◆ **Work to be completed**
Listed below are entries; give the number of lines among them that include "text", and only that number.

_ _ _ _ _ _ _

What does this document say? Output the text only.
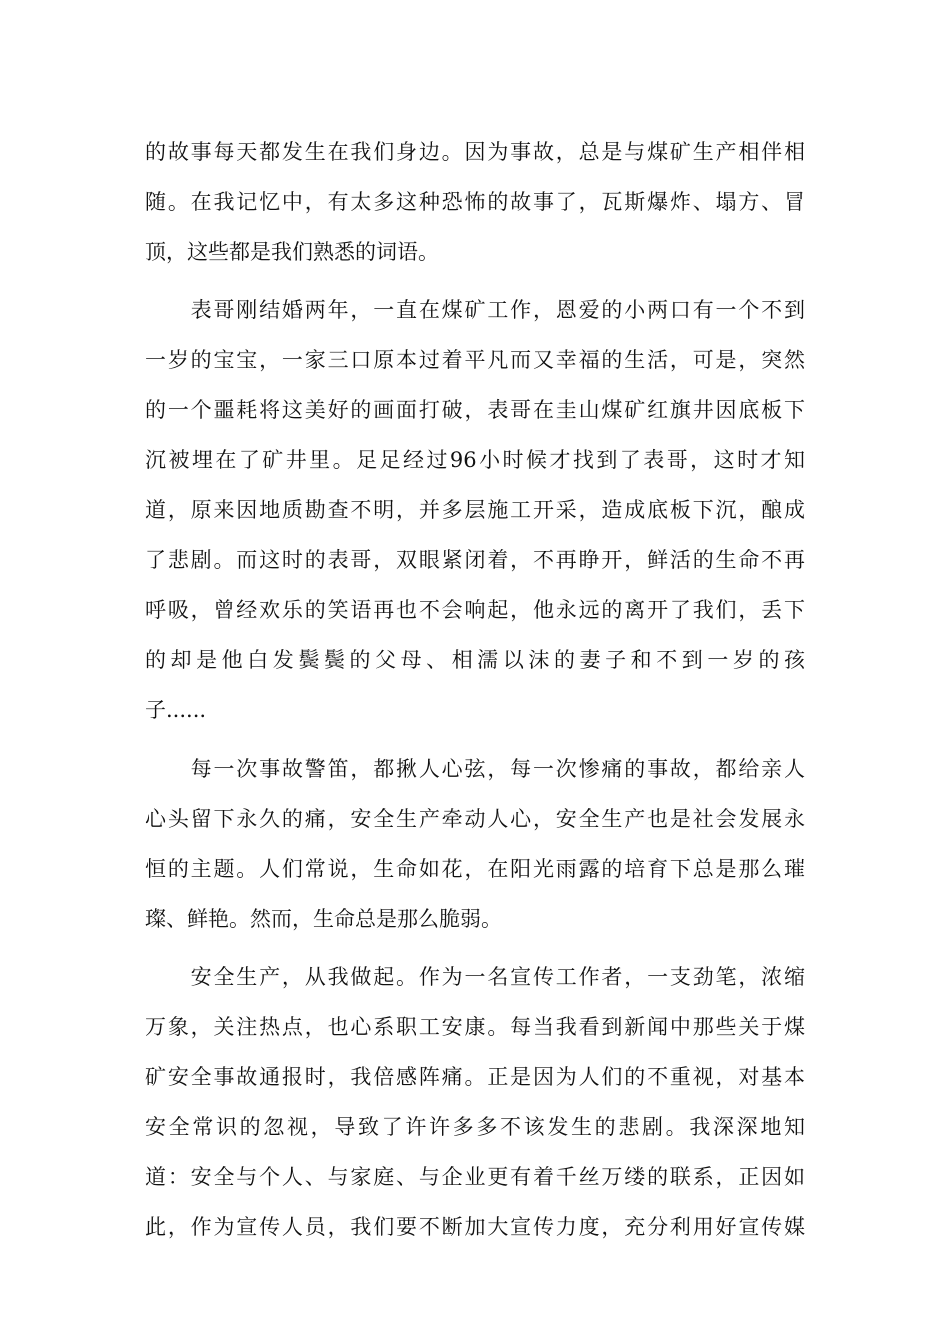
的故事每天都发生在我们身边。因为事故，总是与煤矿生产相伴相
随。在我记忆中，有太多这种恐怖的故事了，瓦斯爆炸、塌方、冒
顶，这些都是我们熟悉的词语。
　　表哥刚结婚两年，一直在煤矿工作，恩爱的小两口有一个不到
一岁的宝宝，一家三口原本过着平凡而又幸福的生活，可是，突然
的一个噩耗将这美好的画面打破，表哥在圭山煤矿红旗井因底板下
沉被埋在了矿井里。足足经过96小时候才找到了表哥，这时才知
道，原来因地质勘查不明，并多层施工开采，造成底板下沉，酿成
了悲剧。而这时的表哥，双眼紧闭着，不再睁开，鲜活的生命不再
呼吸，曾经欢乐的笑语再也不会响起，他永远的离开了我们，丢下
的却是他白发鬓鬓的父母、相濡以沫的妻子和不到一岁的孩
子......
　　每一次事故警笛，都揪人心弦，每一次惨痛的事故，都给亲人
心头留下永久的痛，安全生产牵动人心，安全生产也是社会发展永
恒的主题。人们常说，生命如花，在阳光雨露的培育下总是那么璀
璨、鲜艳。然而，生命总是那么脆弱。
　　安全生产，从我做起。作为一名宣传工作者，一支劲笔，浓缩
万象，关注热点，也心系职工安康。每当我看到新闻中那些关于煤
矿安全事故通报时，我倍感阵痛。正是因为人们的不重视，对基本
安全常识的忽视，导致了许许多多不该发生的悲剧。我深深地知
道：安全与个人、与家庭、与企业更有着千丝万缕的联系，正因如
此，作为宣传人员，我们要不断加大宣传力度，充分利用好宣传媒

_ _ _ _ _ _ _

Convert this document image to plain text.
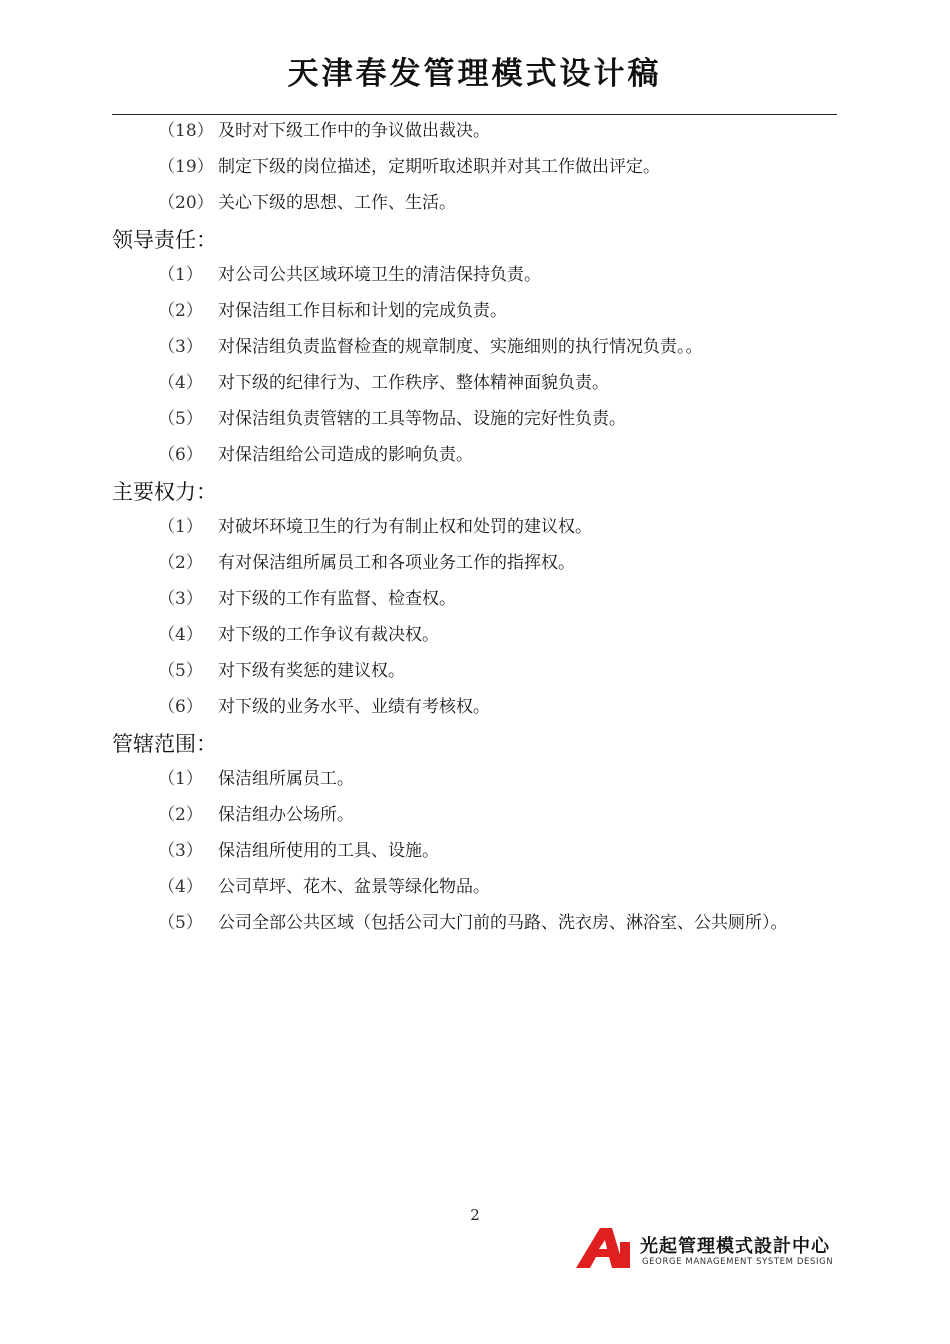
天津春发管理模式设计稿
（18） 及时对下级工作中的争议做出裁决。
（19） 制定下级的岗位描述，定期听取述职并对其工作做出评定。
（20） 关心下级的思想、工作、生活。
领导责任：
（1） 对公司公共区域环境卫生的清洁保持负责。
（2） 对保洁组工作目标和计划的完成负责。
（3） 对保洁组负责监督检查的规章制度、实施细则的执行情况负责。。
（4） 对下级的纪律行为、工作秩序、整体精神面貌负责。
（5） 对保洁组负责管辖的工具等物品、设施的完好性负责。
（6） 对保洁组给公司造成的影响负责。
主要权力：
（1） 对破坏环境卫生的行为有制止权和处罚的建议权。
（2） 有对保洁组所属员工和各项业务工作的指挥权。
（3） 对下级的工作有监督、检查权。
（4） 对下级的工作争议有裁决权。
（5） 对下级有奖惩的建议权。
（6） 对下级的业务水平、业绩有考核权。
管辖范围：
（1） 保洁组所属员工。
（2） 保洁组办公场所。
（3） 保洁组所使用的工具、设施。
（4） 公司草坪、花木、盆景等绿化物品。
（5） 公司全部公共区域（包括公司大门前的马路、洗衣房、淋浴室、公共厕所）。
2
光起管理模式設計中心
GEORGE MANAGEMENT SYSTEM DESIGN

_ _ _ _ _ _ _

◆ **Exercise solution**
2